* Problema a:
Indica si cada afirmación concuerda con el texto sobre la guerra de las estatuas. Responde sí o no y cita literalmente las palabras del texto que lo deciden.
(i) El gobierno de la ciudad de México decidió reemplazar la estatua de Colón por una réplica de La joven de Amajac.
(ii) En La Paz, una agrupación de mujeres retiró una estatua de Isabel la Católica.
(iii) Según César Rina, la destrucción de una estatua es siempre un mero acto de vandalismo.
^^^^^^^^
El movimiento Black Lives Matter abrió la veda hace año y medio arrancando de su pedestal a generales de la Confederación y esclavistas notorios. Desde entonces, la versión 2.0 de la guerra de las estatuas no remite. Hace unos meses, una en homenaje a Isabel la Católica fue disfrazada de indígena del altiplano por una agrupación de mujeres de La Paz, Bolivia. El pasado 12 de octubre, el gobierno de la ciudad de México decidió que una réplica de La joven de Amajac, escultura que representa a una mujer campesina de la región Huasteca, sustituirá a la estatua de Cristóbal Colón que estaba en el Paseo de la Reforma y fue retirada en 2020. En Sapri, Italia, colectivos feministas exigen la retirada de una estatua de bronce inspirada en un poema de Luigi Mercantini por considerarla una ofensa a las mujeres. Y la ciudad de Nueva York está planteando un proceso participativo en el que se decidirá qué monumentos de este tipo se retiran de la vía pública y qué alternativas se proponen para sustituirlos.
Los ecos de este debate tan americano hace tiempo que llegaron a España. Para César Rina, profesor del departamento de Didáctica de las Ciencias Sociales de la Universidad de Extremadura, la destrucción de una estatua no puede reducirse siempre a un mero acto de vandalismo. Al contrario, con frecuencia es “un posicionamiento ideológico e histórico con el que no se pretende destruir la historia, sino repensar los personajes y acontecimientos que conmemoramos en el espacio público”. No es un acto de amnesia, como dicen muchos de los detractores de estas demoliciones espontáneas. Se trata de un ejercicio de memoria histórica.
^^^^^^^^
* Problema b:
Convierte en una lista JSON de cadenas las líneas de los registros, desde la primera hasta la que contiene "measurement-point bbox=[501, 144, 507, 150]", ambas incluidas, con una cadena por línea y sin líneas en blanco.
^^^^^^^^
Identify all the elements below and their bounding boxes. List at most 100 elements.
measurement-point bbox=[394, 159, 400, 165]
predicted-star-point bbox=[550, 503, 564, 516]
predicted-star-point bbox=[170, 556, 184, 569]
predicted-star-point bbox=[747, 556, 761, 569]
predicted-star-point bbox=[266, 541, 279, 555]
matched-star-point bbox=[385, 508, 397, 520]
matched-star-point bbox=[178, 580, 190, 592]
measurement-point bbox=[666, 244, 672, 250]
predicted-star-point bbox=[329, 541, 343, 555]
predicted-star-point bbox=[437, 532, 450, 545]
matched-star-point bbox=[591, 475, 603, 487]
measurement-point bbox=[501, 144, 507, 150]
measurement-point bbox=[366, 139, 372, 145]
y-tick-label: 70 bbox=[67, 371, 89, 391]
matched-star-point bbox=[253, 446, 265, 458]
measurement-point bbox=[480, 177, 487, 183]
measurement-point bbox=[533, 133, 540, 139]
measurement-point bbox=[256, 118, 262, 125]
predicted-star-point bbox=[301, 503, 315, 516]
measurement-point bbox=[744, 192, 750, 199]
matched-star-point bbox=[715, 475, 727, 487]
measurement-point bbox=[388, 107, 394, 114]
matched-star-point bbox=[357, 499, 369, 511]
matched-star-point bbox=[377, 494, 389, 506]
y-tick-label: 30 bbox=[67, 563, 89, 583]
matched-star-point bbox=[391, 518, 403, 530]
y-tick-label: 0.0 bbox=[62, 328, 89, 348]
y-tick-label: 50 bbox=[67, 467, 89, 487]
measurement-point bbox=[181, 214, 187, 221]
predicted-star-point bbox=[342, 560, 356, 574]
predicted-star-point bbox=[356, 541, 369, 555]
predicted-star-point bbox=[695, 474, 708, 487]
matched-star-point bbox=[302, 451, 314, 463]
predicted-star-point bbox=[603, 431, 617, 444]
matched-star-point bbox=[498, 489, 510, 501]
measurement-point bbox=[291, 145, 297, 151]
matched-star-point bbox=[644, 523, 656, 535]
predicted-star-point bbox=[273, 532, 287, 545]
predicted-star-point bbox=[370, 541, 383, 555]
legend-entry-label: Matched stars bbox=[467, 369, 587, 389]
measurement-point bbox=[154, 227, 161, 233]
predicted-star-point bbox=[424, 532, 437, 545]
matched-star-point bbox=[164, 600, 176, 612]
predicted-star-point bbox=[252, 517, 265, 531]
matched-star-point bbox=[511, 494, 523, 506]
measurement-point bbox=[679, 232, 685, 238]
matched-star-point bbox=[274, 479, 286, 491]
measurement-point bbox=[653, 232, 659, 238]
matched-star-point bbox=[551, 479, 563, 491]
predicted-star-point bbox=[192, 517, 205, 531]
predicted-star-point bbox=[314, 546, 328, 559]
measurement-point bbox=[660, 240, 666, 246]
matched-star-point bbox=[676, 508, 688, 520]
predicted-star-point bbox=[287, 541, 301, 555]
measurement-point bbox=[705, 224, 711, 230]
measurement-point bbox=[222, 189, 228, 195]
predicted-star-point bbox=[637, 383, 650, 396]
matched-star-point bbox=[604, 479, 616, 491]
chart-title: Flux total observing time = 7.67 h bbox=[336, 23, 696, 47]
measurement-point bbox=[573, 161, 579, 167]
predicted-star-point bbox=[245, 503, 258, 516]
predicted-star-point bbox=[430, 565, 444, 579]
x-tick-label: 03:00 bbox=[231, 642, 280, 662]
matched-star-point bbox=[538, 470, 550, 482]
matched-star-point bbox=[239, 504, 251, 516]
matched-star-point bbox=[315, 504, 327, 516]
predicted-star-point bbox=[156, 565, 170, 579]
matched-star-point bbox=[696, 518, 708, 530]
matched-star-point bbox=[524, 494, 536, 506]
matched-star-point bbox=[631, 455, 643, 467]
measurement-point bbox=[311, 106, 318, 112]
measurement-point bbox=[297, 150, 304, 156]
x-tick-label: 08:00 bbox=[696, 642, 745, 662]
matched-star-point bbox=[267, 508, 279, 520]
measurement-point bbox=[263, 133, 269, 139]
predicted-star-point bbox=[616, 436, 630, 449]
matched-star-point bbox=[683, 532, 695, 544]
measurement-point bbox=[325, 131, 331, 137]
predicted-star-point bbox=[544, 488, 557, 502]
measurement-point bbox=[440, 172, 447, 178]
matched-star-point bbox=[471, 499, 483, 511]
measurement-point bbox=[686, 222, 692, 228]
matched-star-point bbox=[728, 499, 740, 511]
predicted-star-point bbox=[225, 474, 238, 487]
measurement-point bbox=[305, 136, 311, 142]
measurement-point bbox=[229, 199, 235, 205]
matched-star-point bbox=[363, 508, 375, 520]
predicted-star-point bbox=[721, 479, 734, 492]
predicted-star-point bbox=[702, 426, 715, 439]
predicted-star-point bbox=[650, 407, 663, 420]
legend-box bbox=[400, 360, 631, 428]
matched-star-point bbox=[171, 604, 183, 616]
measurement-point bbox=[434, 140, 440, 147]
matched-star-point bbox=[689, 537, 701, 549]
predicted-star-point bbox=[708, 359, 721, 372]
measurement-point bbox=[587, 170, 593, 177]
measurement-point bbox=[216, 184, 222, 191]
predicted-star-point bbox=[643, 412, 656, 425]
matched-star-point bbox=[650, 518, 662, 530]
^^^^^^^^
* Resultado a:
(i) Sí: "una réplica de La joven de Amajac, escultura que representa a una mujer campesina de la región Huasteca, sustituirá a la estatua de Cristóbal Colón"
(ii) No: "fue disfrazada de indígena del altiplano por una agrupación de mujeres de La Paz, Bolivia"
(iii) No: "la destrucción de una estatua no puede reducirse siempre a un mero acto de vandalismo"

* Resultado b:
[
  "Identify all the elements below and their bounding boxes. List at most 100 elements.",
  "measurement-point bbox=[394, 159, 400, 165]",
  "predicted-star-point bbox=[550, 503, 564, 516]",
  "predicted-star-point bbox=[170, 556, 184, 569]",
  "predicted-star-point bbox=[747, 556, 761, 569]",
  "predicted-star-point bbox=[266, 541, 279, 555]",
  "matched-star-point bbox=[385, 508, 397, 520]",
  "matched-star-point bbox=[178, 580, 190, 592]",
  "measurement-point bbox=[666, 244, 672, 250]",
  "predicted-star-point bbox=[329, 541, 343, 555]",
  "predicted-star-point bbox=[437, 532, 450, 545]",
  "matched-star-point bbox=[591, 475, 603, 487]",
  "measurement-point bbox=[501, 144, 507, 150]"
]